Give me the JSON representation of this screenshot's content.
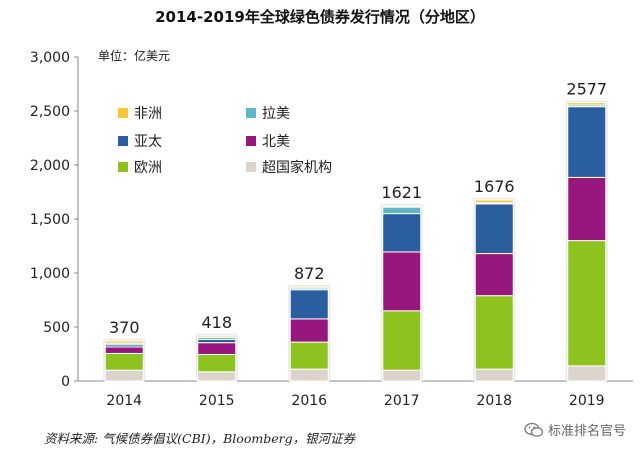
{
  "title": "2014-2019年全球绿色债券发行情况（分地区）",
  "source": "资料来源: 气候债券倡议(CBI)，Bloomberg，银河证券",
  "watermark": {
    "text": "标准排名官号",
    "icon": "wechat-logo-icon"
  },
  "chart_data": {
    "type": "bar",
    "stacked": true,
    "unit_label": "单位：亿美元",
    "categories": [
      "2014",
      "2015",
      "2016",
      "2017",
      "2018",
      "2019"
    ],
    "series": [
      {
        "name": "超国家机构",
        "color": "#DCD3CB",
        "values": [
          100,
          85,
          110,
          100,
          110,
          140
        ]
      },
      {
        "name": "欧洲",
        "color": "#8DC21F",
        "values": [
          155,
          160,
          250,
          550,
          680,
          1160
        ]
      },
      {
        "name": "北美",
        "color": "#97177E",
        "values": [
          60,
          110,
          215,
          545,
          390,
          585
        ]
      },
      {
        "name": "亚太",
        "color": "#2B5E9F",
        "values": [
          20,
          30,
          270,
          355,
          460,
          655
        ]
      },
      {
        "name": "拉美",
        "color": "#5FB6CB",
        "values": [
          15,
          20,
          15,
          60,
          10,
          15
        ]
      },
      {
        "name": "非洲",
        "color": "#F5C936",
        "values": [
          20,
          13,
          12,
          11,
          26,
          22
        ]
      }
    ],
    "totals": [
      "370",
      "418",
      "872",
      "1621",
      "1676",
      "2577"
    ],
    "ylim": [
      0,
      3000
    ],
    "yticks": [
      "0",
      "500",
      "1,000",
      "1,500",
      "2,000",
      "2,500",
      "3,000"
    ],
    "legend": [
      {
        "name": "非洲",
        "color": "#F5C936"
      },
      {
        "name": "拉美",
        "color": "#5FB6CB"
      },
      {
        "name": "亚太",
        "color": "#2B5E9F"
      },
      {
        "name": "北美",
        "color": "#97177E"
      },
      {
        "name": "欧洲",
        "color": "#8DC21F"
      },
      {
        "name": "超国家机构",
        "color": "#DCD3CB"
      }
    ],
    "legend_position": "top-left",
    "grid": false
  }
}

- - - - -

**What is required**
Leave the images out, please, and restate each line word for word.

**Solution below**
Give me the JSON representation of this screenshot's content.
{
  "title": "2014-2019年全球绿色债券发行情况（分地区）",
  "source": "资料来源: 气候债券倡议(CBI)，Bloomberg，银河证券",
  "watermark": {
    "text": "标准排名官号",
    "icon": "wechat-logo-icon"
  },
  "chart_data": {
    "type": "bar",
    "stacked": true,
    "unit_label": "单位：亿美元",
    "categories": [
      "2014",
      "2015",
      "2016",
      "2017",
      "2018",
      "2019"
    ],
    "series": [
      {
        "name": "超国家机构",
        "color": "#DCD3CB",
        "values": [
          100,
          85,
          110,
          100,
          110,
          140
        ]
      },
      {
        "name": "欧洲",
        "color": "#8DC21F",
        "values": [
          155,
          160,
          250,
          550,
          680,
          1160
        ]
      },
      {
        "name": "北美",
        "color": "#97177E",
        "values": [
          60,
          110,
          215,
          545,
          390,
          585
        ]
      },
      {
        "name": "亚太",
        "color": "#2B5E9F",
        "values": [
          20,
          30,
          270,
          355,
          460,
          655
        ]
      },
      {
        "name": "拉美",
        "color": "#5FB6CB",
        "values": [
          15,
          20,
          15,
          60,
          10,
          15
        ]
      },
      {
        "name": "非洲",
        "color": "#F5C936",
        "values": [
          20,
          13,
          12,
          11,
          26,
          22
        ]
      }
    ],
    "totals": [
      "370",
      "418",
      "872",
      "1621",
      "1676",
      "2577"
    ],
    "ylim": [
      0,
      3000
    ],
    "yticks": [
      "0",
      "500",
      "1,000",
      "1,500",
      "2,000",
      "2,500",
      "3,000"
    ],
    "legend": [
      {
        "name": "非洲",
        "color": "#F5C936"
      },
      {
        "name": "拉美",
        "color": "#5FB6CB"
      },
      {
        "name": "亚太",
        "color": "#2B5E9F"
      },
      {
        "name": "北美",
        "color": "#97177E"
      },
      {
        "name": "欧洲",
        "color": "#8DC21F"
      },
      {
        "name": "超国家机构",
        "color": "#DCD3CB"
      }
    ],
    "legend_position": "top-left",
    "grid": false
  }
}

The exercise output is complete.